### Work to complete
Please write the listing below out again exactly, leaving every picture behind.

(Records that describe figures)
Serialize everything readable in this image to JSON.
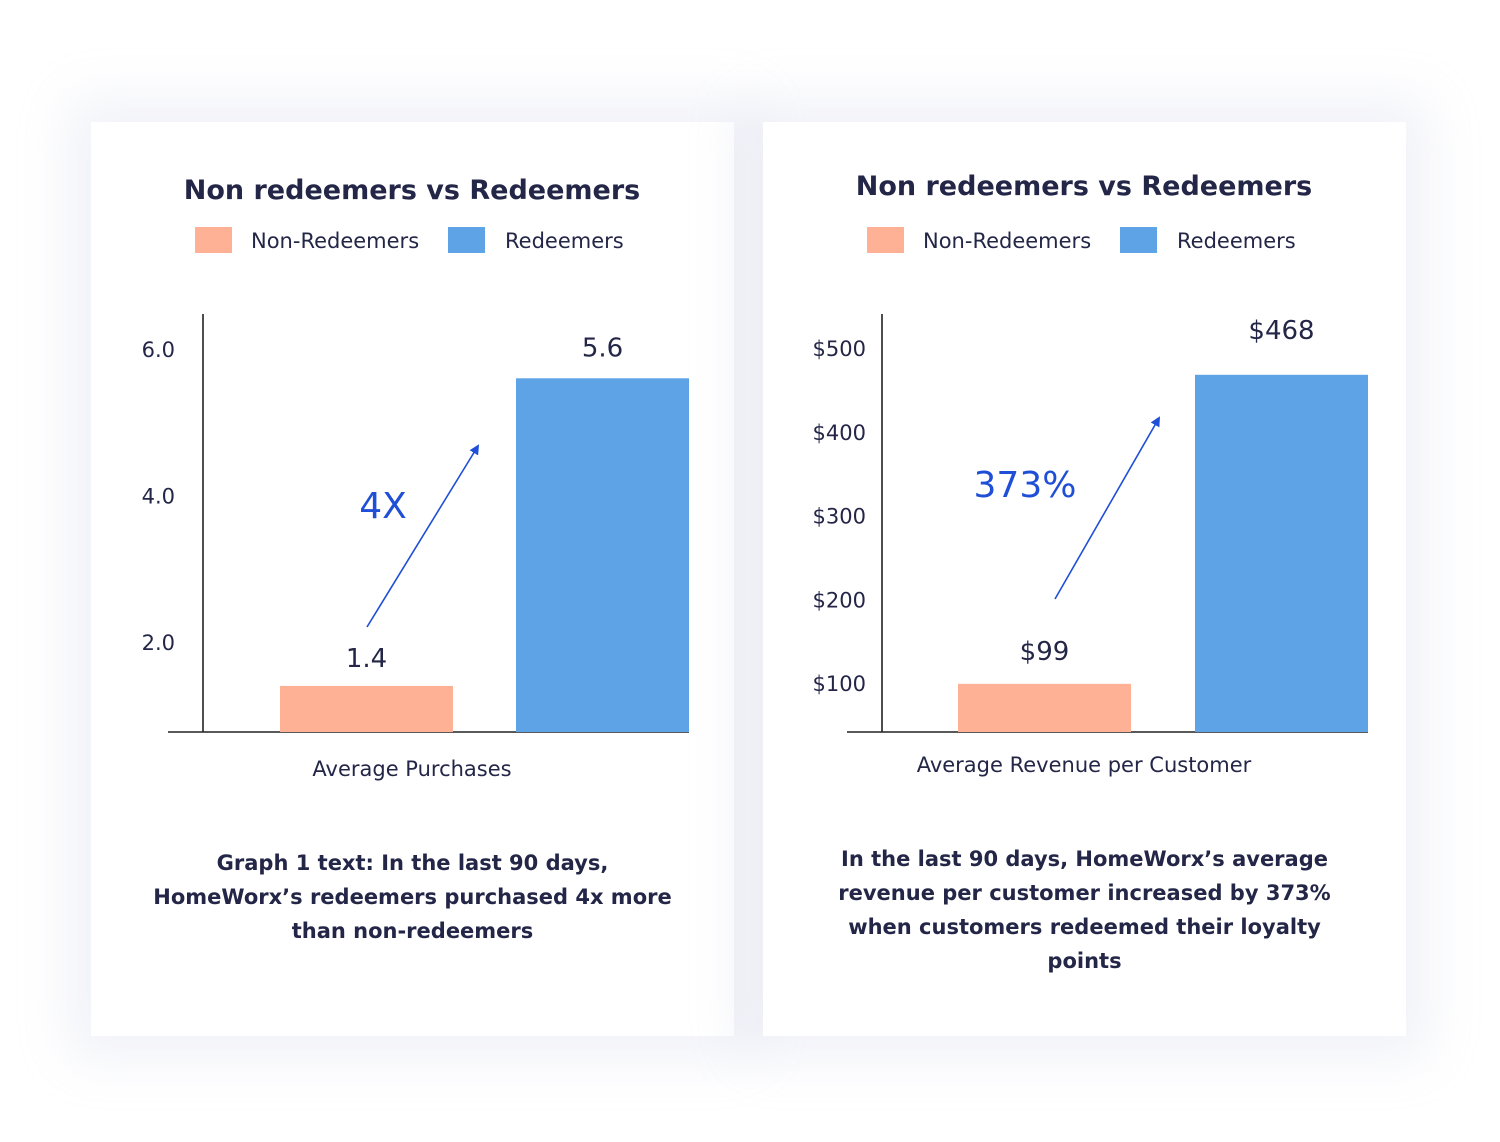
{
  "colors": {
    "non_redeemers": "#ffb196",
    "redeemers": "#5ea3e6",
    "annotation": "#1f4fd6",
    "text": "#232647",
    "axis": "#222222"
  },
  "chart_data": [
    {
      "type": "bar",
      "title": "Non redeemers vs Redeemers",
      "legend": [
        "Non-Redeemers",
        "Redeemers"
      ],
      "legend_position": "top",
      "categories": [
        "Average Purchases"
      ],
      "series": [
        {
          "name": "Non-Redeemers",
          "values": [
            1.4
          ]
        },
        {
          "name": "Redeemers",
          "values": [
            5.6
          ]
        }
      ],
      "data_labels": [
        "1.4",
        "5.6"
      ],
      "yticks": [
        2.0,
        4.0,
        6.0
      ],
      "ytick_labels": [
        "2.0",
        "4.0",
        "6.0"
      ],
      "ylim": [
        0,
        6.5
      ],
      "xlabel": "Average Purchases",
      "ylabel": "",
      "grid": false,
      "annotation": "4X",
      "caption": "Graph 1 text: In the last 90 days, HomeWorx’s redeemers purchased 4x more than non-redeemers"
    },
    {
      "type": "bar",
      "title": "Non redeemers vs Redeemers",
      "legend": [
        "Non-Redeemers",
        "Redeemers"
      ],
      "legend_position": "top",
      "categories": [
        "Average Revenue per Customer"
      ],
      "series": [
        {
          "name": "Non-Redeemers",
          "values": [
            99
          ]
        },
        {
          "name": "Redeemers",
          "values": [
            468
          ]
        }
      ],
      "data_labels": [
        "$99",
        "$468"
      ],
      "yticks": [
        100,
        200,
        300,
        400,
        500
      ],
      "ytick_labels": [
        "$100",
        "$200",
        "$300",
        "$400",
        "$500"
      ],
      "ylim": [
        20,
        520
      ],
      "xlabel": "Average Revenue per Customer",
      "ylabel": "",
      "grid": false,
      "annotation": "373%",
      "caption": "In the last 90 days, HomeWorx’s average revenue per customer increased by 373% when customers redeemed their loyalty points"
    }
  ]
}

### Solution for this exercise
Serialize everything readable in this image to JSON.
{
  "colors": {
    "non_redeemers": "#ffb196",
    "redeemers": "#5ea3e6",
    "annotation": "#1f4fd6",
    "text": "#232647",
    "axis": "#222222"
  },
  "chart_data": [
    {
      "type": "bar",
      "title": "Non redeemers vs Redeemers",
      "legend": [
        "Non-Redeemers",
        "Redeemers"
      ],
      "legend_position": "top",
      "categories": [
        "Average Purchases"
      ],
      "series": [
        {
          "name": "Non-Redeemers",
          "values": [
            1.4
          ]
        },
        {
          "name": "Redeemers",
          "values": [
            5.6
          ]
        }
      ],
      "data_labels": [
        "1.4",
        "5.6"
      ],
      "yticks": [
        2.0,
        4.0,
        6.0
      ],
      "ytick_labels": [
        "2.0",
        "4.0",
        "6.0"
      ],
      "ylim": [
        0,
        6.5
      ],
      "xlabel": "Average Purchases",
      "ylabel": "",
      "grid": false,
      "annotation": "4X",
      "caption": "Graph 1 text: In the last 90 days, HomeWorx’s redeemers purchased 4x more than non-redeemers"
    },
    {
      "type": "bar",
      "title": "Non redeemers vs Redeemers",
      "legend": [
        "Non-Redeemers",
        "Redeemers"
      ],
      "legend_position": "top",
      "categories": [
        "Average Revenue per Customer"
      ],
      "series": [
        {
          "name": "Non-Redeemers",
          "values": [
            99
          ]
        },
        {
          "name": "Redeemers",
          "values": [
            468
          ]
        }
      ],
      "data_labels": [
        "$99",
        "$468"
      ],
      "yticks": [
        100,
        200,
        300,
        400,
        500
      ],
      "ytick_labels": [
        "$100",
        "$200",
        "$300",
        "$400",
        "$500"
      ],
      "ylim": [
        20,
        520
      ],
      "xlabel": "Average Revenue per Customer",
      "ylabel": "",
      "grid": false,
      "annotation": "373%",
      "caption": "In the last 90 days, HomeWorx’s average revenue per customer increased by 373% when customers redeemed their loyalty points"
    }
  ]
}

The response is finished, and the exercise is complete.